* Task objective: Select each line where the word "developed" appears.

[Stored entries]
⁂

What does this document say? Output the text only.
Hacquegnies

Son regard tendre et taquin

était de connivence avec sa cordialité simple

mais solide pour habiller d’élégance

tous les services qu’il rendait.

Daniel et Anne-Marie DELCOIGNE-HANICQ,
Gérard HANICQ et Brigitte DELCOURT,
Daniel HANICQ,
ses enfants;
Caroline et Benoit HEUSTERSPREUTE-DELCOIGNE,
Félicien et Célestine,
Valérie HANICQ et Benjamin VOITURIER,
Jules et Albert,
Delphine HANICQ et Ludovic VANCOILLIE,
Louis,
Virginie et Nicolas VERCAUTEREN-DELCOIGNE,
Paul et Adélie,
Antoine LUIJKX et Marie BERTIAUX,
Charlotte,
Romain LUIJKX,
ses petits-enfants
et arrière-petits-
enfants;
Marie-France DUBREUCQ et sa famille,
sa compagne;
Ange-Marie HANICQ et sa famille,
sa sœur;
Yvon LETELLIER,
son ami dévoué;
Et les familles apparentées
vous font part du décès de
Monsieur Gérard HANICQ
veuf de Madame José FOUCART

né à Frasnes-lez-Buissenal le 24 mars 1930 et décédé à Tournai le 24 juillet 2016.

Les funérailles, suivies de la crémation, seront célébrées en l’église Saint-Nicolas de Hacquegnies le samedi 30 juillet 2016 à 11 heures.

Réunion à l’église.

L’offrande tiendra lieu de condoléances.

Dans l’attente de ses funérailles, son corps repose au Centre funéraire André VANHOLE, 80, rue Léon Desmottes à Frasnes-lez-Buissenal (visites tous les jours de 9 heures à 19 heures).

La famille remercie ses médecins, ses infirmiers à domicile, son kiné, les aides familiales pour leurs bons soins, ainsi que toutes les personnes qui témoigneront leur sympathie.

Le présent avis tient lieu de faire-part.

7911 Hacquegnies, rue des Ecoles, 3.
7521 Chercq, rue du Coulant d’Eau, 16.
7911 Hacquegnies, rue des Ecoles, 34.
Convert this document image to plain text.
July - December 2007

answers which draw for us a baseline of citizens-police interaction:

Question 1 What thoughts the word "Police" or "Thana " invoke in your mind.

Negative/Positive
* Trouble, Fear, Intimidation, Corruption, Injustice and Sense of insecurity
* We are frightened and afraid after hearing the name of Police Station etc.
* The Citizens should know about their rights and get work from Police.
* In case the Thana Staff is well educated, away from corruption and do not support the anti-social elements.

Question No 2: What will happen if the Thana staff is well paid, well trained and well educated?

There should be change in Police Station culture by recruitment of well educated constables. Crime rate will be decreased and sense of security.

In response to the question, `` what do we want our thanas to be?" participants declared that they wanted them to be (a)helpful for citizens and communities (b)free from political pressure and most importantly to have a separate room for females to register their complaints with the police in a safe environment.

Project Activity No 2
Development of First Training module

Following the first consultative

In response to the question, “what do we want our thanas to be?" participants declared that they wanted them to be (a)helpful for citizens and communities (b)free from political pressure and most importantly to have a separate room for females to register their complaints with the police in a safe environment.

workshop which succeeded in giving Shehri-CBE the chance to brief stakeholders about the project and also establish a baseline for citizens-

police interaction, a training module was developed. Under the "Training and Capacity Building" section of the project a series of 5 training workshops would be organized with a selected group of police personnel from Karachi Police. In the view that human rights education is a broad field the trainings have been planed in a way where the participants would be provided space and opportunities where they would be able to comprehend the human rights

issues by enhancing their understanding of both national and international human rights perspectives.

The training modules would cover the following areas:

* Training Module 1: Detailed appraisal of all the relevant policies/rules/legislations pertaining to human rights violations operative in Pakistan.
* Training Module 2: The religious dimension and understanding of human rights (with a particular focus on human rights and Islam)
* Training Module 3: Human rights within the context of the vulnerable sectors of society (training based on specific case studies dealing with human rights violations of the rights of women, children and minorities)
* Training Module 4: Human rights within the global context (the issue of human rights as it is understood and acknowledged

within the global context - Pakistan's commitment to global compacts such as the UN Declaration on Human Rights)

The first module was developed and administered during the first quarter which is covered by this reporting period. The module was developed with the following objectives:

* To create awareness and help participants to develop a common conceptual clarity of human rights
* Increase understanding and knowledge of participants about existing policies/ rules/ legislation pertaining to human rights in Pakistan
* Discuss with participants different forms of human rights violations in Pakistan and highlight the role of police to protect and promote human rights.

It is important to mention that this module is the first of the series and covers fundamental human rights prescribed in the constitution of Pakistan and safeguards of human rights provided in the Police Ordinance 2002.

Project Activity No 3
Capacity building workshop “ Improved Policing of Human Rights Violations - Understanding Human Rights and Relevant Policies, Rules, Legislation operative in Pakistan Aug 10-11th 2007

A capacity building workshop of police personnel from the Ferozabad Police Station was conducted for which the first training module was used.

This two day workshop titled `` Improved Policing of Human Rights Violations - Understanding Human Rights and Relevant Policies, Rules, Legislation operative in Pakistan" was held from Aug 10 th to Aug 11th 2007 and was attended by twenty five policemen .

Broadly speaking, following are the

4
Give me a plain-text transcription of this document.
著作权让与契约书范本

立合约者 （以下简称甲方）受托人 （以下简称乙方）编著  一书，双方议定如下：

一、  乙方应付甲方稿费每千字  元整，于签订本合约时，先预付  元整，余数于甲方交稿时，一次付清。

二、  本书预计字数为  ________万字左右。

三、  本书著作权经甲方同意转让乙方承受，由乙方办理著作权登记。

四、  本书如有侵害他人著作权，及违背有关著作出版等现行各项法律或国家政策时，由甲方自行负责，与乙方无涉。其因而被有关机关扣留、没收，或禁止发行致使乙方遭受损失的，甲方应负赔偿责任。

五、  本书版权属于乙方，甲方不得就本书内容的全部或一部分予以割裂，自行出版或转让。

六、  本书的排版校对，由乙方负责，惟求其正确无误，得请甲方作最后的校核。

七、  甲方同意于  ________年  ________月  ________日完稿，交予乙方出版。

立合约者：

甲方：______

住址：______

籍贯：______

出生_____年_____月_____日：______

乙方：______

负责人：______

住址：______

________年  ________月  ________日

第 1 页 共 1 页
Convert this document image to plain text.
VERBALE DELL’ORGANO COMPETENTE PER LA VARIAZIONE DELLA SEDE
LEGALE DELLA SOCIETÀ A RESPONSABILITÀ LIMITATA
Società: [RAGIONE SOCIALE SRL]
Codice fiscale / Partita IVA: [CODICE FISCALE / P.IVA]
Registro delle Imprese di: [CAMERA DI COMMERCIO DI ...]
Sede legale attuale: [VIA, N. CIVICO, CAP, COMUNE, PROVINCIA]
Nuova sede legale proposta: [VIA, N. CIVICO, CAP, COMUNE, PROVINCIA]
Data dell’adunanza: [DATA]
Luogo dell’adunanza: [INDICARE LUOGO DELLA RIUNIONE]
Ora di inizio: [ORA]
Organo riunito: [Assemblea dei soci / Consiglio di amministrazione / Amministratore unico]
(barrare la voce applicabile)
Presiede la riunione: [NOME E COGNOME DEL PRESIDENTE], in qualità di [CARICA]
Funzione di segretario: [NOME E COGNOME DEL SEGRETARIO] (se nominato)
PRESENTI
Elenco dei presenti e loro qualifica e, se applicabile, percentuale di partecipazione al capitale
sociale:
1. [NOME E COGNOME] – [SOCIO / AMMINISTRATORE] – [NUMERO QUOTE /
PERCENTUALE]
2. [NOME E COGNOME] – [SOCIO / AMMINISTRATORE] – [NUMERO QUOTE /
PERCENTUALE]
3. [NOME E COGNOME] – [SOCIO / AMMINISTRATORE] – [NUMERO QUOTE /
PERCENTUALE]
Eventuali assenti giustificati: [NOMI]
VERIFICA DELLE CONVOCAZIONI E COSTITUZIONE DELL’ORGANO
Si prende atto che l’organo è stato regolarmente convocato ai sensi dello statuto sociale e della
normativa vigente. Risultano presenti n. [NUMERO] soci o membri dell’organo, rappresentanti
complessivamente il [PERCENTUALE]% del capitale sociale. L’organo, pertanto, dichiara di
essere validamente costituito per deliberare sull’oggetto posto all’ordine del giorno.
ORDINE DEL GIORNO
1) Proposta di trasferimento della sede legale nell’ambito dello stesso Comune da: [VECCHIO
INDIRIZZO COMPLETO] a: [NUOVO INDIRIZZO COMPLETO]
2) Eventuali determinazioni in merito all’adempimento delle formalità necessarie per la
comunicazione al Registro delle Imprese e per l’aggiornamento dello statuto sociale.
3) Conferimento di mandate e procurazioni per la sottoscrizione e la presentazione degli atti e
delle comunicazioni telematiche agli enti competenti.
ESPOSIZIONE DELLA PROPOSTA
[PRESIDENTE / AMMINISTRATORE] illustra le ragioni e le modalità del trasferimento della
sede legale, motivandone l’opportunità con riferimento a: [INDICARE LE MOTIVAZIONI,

⁂

* Answer:
police interaction, a training module was developed. Under the "Training and Capacity Building" section of the project a series of 5 training workshops would be organized with a selected group of police personnel from Karachi Police. In the view that human rights education is a broad field the trainings have been planed in a way where the participants would be provided space and opportunities where they would be able to comprehend the human rights
The first module was developed and administered during the first quarter which is covered by this reporting period. The module was developed with the following objectives:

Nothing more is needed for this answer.